**EXERCISE TASKS:**
(1) According to the text on Italian identification numbers, which agency issues the codice fiscale?
(2) Quote the text on Italian identification numbers word for word from "ID Numbers in" to "or public service.".

─── GIVEN TEXT

= ID number (Italy) =

Overview of identification numbers used in Italy

ID Numbers in Italy refers to the identification numbers used by public authorities in the Italian Republic. Unlike several countries that assign a single national identification number to every resident, Italy uses multiple identifiers for different administrative, fiscal, healthcare, and identification purposes. The most widely used is the codice fiscale, while official identity documents, such as the Italian electronic identity card (CIE), passports, and health cards, each bear their own document or serial numbers.

==Overview==
Italy does not maintain a universal personal identification number applicable to all legal and administrative purposes. Instead, different identifiers are assigned according to the function of a document or public service.

The principal identification numbers include:

- Codice fiscale – an alphanumeric tax identification code issued by the Agenzia delle Entrate. It identifies individuals in dealings with public administrations, employers, banks, and many private organisations.
- Tessera Sanitaria number – the Italian health card contains the holder's codice fiscale together with its own card serial number and is used to access the National Health Service.

──────
─── DATA EXCERPTS

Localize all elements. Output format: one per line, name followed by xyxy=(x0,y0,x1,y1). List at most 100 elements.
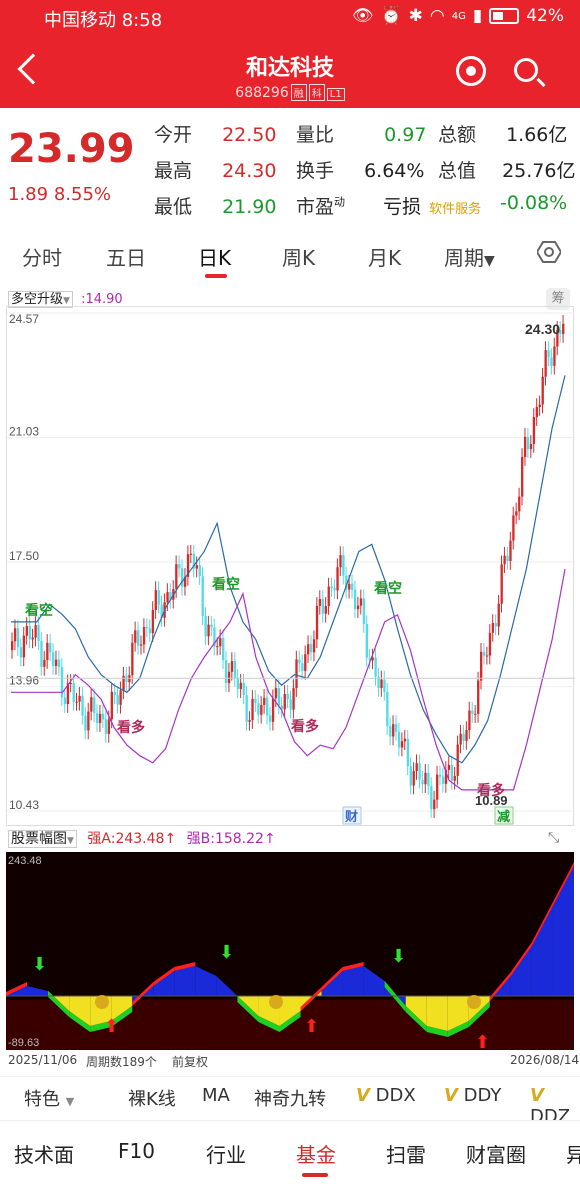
quote-panel: 23.99 1.89 8.55% 今开 22.50 最高 24.30 最低 21… xyxy=(0,112,580,222)
toolbar-ddx[interactable]: V DDX xyxy=(356,1085,416,1106)
turnover-value: 6.64% xyxy=(364,160,425,182)
sector-label[interactable]: 软件服务 xyxy=(429,202,481,217)
candle-body xyxy=(28,625,31,640)
change-value: 1.89 xyxy=(8,184,49,205)
candle-body xyxy=(438,774,442,777)
caret-down-icon: ▼ xyxy=(67,836,74,846)
candle-body xyxy=(500,564,503,604)
mktcap-row: 总值 25.76亿 xyxy=(438,156,575,183)
candle-body xyxy=(75,701,78,703)
sub-indicator-chart[interactable]: 243.48 -89.63 ⬇ ⬇ ⬇ ⬆ ⬆ ⬆ xyxy=(6,852,574,1053)
amount-label: 总额 xyxy=(438,124,477,146)
adjust-mode[interactable]: 前复权 xyxy=(172,1053,208,1070)
candle-body xyxy=(52,652,55,666)
candle-body xyxy=(433,799,436,810)
candle-body xyxy=(529,443,533,450)
candle-body xyxy=(198,565,201,577)
event-reduction: 减 xyxy=(497,809,510,824)
candle-body xyxy=(459,733,462,745)
candle-body xyxy=(87,711,90,731)
toolbar-magic-nine[interactable]: 神奇九转 xyxy=(254,1085,326,1111)
assistant-icon[interactable] xyxy=(456,56,486,86)
candle-body xyxy=(351,583,354,590)
sub-indicator-selector[interactable]: 股票幅图▼ xyxy=(8,830,77,848)
tab-weekly-k[interactable]: 周K xyxy=(282,242,315,271)
candle-body xyxy=(90,697,93,712)
candle-body xyxy=(374,657,377,677)
candle-body xyxy=(336,567,339,591)
candle-body xyxy=(479,651,483,681)
candlestick-chart[interactable]: 24.57 21.03 17.50 13.96 10.43 看空 看空 看空 看多 看多 看多 24.… xyxy=(6,306,575,826)
candle-body xyxy=(43,659,46,667)
candle-body xyxy=(523,436,527,457)
candle-body xyxy=(236,677,240,690)
signal-icon: ▮ xyxy=(472,6,483,26)
candle-body xyxy=(497,603,500,627)
candle-body xyxy=(242,682,245,696)
candle-body xyxy=(424,772,427,785)
candle-body xyxy=(19,647,23,658)
tab-monthly-k[interactable]: 月K xyxy=(368,242,401,271)
tab-period[interactable]: 周期▼ xyxy=(444,242,495,271)
tab-five-day[interactable]: 五日 xyxy=(106,242,146,271)
candle-body xyxy=(139,644,143,646)
mktcap-value: 25.76亿 xyxy=(502,160,576,182)
search-icon[interactable] xyxy=(514,58,538,82)
strong-a-value: 243.48 xyxy=(115,831,165,847)
tab-intraday[interactable]: 分时 xyxy=(22,242,62,271)
candle-body xyxy=(49,642,52,653)
candle-body xyxy=(233,661,237,678)
candle-body xyxy=(304,654,307,671)
loss-label: 亏损 xyxy=(383,196,422,218)
candle-body xyxy=(380,679,383,688)
start-date: 2025/11/06 xyxy=(8,1053,78,1067)
candle-body xyxy=(69,683,72,685)
eye-icon: 👁 xyxy=(351,6,374,26)
candle-body xyxy=(465,730,468,741)
toolbar-feature[interactable]: 特色 ▼ xyxy=(24,1085,74,1111)
nav-technical[interactable]: 技术面 xyxy=(14,1139,74,1168)
candle-body xyxy=(359,598,363,606)
candle-body xyxy=(22,635,26,658)
expand-icon[interactable]: ⤡ xyxy=(548,830,559,846)
nav-risk-scan[interactable]: 扫雷 xyxy=(386,1139,426,1168)
tab-daily-k[interactable]: 日K xyxy=(198,242,231,271)
battery-level: 42% xyxy=(526,6,564,26)
candle-body xyxy=(93,697,96,714)
nav-f10[interactable]: F10 xyxy=(118,1139,155,1163)
toolbar-ddy-label: DDY xyxy=(463,1085,502,1106)
candle-body xyxy=(403,738,407,742)
bottom-navigation: 技术面 F10 行业 基金 扫雷 财富圈 异 xyxy=(0,1120,580,1184)
candle-body xyxy=(362,598,366,625)
sub-indicator-name: 股票幅图 xyxy=(11,831,67,847)
nav-fund[interactable]: 基金 xyxy=(296,1139,336,1168)
toolbar-ma[interactable]: MA xyxy=(202,1085,230,1106)
candle-body xyxy=(263,697,266,705)
candle-body xyxy=(535,407,539,418)
candle-body xyxy=(254,698,257,704)
settings-hex-icon[interactable] xyxy=(537,240,561,264)
nav-industry[interactable]: 行业 xyxy=(206,1139,246,1168)
candle-body xyxy=(216,646,219,648)
toolbar-bare-k[interactable]: 裸K线 xyxy=(128,1085,176,1111)
candle-body xyxy=(485,655,489,657)
candle-body xyxy=(31,637,34,640)
candle-body xyxy=(175,564,178,590)
candle-body xyxy=(503,555,506,565)
candle-body xyxy=(16,628,20,648)
event-earnings: 财 xyxy=(345,809,358,824)
high-row: 最高 24.30 xyxy=(154,156,276,183)
candle-body xyxy=(421,779,424,785)
nav-wealth-circle[interactable]: 财富圈 xyxy=(466,1139,526,1168)
nav-more[interactable]: 异 xyxy=(566,1139,580,1168)
vol-ratio-label: 量比 xyxy=(296,124,335,146)
candle-body xyxy=(562,323,565,334)
coin-icon xyxy=(95,995,109,1009)
toolbar-ddy[interactable]: V DDY xyxy=(444,1085,501,1106)
candle-body xyxy=(201,576,204,617)
candle-body xyxy=(239,682,242,690)
candle-body xyxy=(145,627,149,629)
indicator-header: 多空升级▼ :14.90 xyxy=(8,288,123,308)
stock-name: 和达科技 xyxy=(245,56,334,81)
open-row: 今开 22.50 xyxy=(154,120,276,147)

──────

**TASK-BY-TASK ANSWERS:**
(1) The Agenzia delle Entrate.

(2)
ID Numbers in Italy refers to the identification numbers used by public authorities in the Italian Republic. Unlike several countries that assign a single national identification number to every resident, Italy uses multiple identifiers for different administrative, fiscal, healthcare, and identification purposes. The most widely used is the codice fiscale, while official identity documents, such as the Italian electronic identity card (CIE), passports, and health cards, each bear their own document or serial numbers.

==Overview==
Italy does not maintain a universal personal identification number applicable to all legal and administrative purposes. Instead, different identifiers are assigned according to the function of a document or public service.